**INFORMATION PROVIDED**
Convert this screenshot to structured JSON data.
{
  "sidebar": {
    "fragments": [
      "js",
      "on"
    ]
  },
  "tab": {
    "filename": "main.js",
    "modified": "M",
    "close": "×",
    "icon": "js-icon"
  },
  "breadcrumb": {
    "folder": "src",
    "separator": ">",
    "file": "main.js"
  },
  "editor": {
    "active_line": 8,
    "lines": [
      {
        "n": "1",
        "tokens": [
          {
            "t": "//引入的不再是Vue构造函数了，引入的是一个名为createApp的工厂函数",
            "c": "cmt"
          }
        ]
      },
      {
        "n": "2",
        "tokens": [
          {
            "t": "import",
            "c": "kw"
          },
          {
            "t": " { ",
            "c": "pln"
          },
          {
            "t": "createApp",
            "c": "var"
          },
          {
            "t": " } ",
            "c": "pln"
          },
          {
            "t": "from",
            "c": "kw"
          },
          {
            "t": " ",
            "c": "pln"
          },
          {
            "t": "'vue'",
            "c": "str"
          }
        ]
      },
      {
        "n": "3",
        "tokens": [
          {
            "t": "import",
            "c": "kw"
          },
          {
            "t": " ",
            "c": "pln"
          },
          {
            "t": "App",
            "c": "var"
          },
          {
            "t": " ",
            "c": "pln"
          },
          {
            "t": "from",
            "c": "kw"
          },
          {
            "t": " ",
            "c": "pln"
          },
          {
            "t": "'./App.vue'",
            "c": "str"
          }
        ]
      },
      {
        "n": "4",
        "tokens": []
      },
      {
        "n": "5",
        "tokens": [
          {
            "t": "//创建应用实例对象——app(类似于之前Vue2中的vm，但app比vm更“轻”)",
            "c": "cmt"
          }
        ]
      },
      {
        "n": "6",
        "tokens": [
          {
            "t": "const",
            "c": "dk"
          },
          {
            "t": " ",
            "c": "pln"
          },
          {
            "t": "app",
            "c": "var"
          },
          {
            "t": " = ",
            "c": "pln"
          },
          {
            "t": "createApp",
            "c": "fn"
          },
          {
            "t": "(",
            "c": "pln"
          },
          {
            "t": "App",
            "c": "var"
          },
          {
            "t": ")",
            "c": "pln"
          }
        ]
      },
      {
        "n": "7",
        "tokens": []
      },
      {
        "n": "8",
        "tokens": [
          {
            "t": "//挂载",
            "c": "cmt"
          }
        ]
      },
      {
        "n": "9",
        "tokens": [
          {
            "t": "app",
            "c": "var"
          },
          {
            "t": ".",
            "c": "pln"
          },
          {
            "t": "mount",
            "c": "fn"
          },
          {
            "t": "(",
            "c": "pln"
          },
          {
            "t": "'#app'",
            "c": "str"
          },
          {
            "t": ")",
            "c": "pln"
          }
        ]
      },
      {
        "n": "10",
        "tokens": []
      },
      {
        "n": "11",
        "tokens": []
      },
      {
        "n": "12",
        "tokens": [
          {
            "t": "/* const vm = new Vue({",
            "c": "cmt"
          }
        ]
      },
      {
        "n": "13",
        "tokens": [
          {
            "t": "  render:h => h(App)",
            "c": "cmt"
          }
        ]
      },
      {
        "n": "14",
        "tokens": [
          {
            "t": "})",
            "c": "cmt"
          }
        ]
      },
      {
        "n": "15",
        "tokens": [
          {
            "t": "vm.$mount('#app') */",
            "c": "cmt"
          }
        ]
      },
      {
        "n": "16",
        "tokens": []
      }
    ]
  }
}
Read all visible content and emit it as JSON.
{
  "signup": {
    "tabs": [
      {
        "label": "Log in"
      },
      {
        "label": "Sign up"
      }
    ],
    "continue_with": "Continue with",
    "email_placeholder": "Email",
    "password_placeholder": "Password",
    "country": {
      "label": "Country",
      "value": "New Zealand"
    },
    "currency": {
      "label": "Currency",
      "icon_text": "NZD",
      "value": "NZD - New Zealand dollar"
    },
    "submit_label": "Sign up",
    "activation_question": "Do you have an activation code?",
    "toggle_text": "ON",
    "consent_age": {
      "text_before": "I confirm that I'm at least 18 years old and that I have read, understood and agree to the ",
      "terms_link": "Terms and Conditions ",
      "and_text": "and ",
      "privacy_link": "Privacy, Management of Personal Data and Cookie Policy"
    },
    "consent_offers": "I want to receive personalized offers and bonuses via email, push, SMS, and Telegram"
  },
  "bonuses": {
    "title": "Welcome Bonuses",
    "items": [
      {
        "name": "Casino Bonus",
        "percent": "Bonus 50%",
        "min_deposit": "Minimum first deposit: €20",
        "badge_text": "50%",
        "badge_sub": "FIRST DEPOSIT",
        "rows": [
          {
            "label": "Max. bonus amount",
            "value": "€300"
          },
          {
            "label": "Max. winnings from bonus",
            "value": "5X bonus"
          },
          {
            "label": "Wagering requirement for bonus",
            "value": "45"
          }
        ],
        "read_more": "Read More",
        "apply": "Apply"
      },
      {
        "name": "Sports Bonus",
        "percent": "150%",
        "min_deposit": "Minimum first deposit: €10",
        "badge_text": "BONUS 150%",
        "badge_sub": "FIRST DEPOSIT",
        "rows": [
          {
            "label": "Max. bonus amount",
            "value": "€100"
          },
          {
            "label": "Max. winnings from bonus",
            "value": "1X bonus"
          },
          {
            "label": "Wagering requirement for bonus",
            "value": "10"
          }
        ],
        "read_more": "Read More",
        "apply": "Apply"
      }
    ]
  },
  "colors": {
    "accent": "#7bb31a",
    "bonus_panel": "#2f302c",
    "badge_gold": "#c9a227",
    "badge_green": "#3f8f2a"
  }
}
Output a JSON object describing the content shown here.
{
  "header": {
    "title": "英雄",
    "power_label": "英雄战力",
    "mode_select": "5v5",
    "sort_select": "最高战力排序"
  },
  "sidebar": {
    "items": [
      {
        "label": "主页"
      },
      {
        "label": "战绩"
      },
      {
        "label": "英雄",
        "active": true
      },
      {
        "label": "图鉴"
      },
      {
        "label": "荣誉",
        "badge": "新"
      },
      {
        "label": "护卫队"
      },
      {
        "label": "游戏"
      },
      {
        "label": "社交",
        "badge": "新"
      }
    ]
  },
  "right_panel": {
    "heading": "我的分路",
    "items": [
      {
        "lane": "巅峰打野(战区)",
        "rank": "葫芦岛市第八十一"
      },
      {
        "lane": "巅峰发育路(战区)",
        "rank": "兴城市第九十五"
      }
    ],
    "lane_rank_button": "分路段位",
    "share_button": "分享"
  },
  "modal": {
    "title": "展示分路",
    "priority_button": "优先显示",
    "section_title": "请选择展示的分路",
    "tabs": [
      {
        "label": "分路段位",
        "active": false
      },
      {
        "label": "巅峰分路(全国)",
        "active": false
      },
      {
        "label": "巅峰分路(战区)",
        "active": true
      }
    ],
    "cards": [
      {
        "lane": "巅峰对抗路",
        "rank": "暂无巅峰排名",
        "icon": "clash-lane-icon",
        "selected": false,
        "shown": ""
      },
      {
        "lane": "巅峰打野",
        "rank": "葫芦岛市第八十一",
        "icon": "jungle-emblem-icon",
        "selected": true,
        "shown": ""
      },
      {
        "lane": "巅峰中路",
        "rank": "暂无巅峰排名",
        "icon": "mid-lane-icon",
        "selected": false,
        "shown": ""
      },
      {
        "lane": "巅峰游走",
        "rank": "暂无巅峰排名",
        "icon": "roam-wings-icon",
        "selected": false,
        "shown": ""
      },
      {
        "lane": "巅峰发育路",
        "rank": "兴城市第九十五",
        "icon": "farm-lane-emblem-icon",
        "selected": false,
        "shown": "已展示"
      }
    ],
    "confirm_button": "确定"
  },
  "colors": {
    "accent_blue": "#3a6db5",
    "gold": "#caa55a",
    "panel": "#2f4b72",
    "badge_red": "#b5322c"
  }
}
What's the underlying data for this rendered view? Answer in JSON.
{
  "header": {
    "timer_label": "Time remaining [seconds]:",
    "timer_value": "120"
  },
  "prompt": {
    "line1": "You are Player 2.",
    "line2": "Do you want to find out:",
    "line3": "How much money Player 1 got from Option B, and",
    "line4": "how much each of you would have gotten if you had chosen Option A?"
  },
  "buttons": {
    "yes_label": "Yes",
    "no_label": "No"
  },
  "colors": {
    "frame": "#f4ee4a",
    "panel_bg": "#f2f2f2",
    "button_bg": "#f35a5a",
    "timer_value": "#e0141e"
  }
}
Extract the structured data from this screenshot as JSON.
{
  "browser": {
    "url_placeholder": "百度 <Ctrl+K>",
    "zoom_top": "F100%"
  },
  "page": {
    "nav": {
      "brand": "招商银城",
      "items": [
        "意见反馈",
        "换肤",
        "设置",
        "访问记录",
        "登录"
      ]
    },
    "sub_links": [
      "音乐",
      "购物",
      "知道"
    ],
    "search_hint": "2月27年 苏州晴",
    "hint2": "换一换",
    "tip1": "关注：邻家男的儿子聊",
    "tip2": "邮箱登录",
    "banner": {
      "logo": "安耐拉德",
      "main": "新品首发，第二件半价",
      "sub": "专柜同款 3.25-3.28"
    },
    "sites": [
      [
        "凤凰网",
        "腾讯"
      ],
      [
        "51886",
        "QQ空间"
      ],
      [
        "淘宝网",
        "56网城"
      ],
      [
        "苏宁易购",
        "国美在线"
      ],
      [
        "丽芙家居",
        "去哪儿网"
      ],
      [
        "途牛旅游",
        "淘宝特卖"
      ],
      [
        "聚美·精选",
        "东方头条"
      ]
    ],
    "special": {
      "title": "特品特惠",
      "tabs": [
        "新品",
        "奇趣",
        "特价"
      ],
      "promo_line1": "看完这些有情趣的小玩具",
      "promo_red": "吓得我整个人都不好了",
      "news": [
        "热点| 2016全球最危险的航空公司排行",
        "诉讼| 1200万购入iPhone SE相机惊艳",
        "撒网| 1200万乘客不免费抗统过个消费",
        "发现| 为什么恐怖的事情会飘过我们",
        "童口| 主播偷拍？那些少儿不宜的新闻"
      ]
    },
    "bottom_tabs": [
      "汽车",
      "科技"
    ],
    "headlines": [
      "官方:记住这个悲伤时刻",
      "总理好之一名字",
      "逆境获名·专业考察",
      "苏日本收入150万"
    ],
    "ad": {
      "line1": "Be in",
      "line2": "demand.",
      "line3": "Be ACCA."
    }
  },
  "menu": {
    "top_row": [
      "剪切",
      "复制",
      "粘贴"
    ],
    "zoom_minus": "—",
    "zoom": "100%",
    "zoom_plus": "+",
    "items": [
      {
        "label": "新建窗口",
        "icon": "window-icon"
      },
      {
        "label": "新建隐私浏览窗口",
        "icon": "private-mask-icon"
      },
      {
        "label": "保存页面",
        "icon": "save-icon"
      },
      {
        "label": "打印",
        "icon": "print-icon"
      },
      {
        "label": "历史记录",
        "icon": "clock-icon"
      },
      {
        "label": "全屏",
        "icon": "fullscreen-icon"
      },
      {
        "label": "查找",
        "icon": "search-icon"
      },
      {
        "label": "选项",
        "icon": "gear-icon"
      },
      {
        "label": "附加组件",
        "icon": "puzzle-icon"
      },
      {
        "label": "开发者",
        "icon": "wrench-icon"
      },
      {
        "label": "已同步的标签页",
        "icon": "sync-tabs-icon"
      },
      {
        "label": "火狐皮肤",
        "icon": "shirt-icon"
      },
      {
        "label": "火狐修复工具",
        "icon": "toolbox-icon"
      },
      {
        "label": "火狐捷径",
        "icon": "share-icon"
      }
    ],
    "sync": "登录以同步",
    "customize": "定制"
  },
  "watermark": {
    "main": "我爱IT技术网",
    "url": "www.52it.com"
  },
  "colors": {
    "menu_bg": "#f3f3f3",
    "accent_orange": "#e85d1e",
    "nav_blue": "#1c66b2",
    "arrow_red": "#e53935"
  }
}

**REQUIRED TASK**
From the records given above, copy all lines containing "this".

**FINAL ANSWER**
Convert this screenshot to structured JSON data.
What's the underlying data for this rendered view? Answer in JSON.
Extract the structured data from this screenshot as JSON.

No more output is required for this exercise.